▶ Aim
Filter out everything except lines holding "hand".

Excerpt from a dataset

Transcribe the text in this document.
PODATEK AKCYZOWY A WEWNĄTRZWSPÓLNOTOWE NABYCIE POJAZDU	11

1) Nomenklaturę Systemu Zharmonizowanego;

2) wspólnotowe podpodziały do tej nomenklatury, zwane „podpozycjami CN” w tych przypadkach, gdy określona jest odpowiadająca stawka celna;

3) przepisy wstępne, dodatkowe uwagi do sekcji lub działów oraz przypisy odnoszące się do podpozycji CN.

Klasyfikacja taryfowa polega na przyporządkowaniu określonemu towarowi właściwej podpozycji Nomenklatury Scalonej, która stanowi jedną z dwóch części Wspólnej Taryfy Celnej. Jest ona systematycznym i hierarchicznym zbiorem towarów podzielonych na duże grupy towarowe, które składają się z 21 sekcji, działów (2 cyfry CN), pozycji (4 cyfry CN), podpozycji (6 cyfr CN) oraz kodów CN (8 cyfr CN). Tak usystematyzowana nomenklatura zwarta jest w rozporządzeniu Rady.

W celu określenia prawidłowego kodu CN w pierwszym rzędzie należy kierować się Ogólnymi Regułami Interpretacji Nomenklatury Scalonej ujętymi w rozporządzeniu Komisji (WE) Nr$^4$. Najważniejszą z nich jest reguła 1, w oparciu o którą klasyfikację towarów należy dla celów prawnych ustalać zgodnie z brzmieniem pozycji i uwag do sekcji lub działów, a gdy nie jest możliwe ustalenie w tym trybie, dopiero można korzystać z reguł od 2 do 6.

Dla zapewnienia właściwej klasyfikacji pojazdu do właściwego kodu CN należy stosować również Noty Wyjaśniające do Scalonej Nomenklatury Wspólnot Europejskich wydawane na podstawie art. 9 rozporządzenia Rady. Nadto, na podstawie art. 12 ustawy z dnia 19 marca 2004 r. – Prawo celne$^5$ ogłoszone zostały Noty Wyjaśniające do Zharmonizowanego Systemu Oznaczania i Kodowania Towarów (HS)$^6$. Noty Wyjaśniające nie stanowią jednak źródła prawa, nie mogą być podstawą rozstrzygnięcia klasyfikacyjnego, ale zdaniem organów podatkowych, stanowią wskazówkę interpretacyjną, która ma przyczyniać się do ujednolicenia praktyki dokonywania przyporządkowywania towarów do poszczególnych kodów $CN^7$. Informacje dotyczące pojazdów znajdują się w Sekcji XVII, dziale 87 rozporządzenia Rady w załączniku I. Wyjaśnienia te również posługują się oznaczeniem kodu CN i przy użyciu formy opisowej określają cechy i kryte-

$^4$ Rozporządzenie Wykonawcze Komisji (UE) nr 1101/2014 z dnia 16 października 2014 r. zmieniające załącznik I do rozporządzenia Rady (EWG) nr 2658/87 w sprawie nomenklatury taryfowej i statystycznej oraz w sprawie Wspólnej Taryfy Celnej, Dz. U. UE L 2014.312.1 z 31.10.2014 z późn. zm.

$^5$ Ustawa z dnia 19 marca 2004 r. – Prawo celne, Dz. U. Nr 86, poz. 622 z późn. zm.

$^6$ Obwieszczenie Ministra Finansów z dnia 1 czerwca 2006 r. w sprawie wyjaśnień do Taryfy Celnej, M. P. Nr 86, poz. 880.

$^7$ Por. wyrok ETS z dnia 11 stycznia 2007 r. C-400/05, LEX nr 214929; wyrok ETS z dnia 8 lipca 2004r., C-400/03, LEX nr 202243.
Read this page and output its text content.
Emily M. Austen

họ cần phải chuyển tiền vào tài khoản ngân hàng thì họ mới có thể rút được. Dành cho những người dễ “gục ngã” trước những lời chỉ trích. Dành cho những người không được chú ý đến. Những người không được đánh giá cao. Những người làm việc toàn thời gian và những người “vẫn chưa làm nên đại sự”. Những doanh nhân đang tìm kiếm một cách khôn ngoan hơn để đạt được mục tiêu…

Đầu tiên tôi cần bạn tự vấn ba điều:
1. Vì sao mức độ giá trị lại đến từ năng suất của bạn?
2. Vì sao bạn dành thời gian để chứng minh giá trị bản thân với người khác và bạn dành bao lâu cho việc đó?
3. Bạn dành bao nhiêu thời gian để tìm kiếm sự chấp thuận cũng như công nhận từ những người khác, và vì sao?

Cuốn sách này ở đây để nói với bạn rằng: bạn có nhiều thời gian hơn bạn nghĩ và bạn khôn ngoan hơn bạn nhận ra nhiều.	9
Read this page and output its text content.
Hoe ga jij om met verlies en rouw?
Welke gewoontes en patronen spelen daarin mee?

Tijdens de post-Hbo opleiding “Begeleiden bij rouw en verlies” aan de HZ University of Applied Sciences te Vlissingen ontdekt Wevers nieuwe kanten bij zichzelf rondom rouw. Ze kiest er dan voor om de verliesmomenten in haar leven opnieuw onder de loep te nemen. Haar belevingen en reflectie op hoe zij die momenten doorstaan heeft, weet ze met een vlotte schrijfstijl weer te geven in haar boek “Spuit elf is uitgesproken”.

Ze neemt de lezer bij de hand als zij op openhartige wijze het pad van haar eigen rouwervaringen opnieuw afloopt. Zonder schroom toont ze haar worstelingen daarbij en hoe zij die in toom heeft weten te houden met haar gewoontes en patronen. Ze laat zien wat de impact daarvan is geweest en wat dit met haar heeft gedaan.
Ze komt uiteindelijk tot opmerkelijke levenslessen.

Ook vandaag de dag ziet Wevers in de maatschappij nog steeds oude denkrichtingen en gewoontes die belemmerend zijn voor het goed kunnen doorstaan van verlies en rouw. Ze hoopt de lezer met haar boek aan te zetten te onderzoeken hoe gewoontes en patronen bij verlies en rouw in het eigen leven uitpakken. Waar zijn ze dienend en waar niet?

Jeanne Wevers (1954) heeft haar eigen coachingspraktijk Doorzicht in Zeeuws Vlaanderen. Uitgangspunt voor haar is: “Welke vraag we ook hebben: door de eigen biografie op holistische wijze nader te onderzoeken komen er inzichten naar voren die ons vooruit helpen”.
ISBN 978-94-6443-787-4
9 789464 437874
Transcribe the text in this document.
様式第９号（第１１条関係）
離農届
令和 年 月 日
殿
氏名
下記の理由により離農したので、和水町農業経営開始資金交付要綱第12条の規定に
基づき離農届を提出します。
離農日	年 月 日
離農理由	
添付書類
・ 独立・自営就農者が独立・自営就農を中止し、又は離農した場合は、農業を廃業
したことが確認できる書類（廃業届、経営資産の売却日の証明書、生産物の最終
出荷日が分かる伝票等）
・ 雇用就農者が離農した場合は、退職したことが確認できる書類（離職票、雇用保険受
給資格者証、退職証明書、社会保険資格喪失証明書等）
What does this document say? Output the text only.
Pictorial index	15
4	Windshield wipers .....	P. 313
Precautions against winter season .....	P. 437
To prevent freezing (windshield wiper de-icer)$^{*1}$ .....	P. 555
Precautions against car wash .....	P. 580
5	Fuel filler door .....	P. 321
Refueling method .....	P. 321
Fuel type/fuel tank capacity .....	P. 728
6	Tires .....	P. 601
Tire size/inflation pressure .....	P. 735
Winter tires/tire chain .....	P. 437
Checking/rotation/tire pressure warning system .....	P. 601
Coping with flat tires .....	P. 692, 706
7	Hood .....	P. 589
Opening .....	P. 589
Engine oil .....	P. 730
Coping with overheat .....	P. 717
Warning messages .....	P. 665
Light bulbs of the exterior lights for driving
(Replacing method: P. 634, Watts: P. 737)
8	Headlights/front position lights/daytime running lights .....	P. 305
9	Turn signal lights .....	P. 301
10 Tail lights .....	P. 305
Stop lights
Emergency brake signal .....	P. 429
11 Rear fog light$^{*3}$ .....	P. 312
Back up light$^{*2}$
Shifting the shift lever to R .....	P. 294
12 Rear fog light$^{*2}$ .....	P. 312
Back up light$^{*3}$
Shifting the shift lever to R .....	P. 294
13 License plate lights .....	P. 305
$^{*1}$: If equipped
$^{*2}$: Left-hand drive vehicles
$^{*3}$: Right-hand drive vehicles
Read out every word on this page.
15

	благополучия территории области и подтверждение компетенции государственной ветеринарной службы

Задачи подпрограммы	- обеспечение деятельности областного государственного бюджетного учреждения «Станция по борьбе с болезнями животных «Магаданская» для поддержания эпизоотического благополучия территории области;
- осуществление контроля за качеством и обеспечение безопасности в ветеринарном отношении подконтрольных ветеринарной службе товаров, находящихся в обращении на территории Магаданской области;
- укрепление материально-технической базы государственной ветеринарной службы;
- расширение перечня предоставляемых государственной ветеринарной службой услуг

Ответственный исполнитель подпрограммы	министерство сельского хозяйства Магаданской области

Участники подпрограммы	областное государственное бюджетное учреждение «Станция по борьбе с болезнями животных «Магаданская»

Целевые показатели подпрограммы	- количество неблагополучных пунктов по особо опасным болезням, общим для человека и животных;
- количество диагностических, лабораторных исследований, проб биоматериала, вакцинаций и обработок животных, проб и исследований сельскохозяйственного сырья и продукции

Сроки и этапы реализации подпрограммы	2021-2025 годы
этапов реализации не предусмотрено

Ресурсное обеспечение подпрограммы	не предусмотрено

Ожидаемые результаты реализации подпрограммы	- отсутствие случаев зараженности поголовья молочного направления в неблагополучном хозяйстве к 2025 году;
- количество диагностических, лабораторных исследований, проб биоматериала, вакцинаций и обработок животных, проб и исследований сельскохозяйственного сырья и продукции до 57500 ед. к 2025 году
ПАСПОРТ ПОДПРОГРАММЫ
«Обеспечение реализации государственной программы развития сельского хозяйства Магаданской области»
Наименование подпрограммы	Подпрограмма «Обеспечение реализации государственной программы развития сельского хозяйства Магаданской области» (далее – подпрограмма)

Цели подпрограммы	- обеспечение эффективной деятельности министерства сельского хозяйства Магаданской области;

▶ Task result
Ze neemt de lezer bij de hand als zij op openhartige wijze het pad van haar eigen rouwervaringen opnieuw afloopt. Zonder schroom toont ze haar worstelingen daarbij en hoe zij die in toom heeft weten te houden met haar gewoontes en patronen. Ze laat zien wat de impact daarvan is geweest en wat dit met haar heeft gedaan.
$^{*2}$: Left-hand drive vehicles
$^{*3}$: Right-hand drive vehicles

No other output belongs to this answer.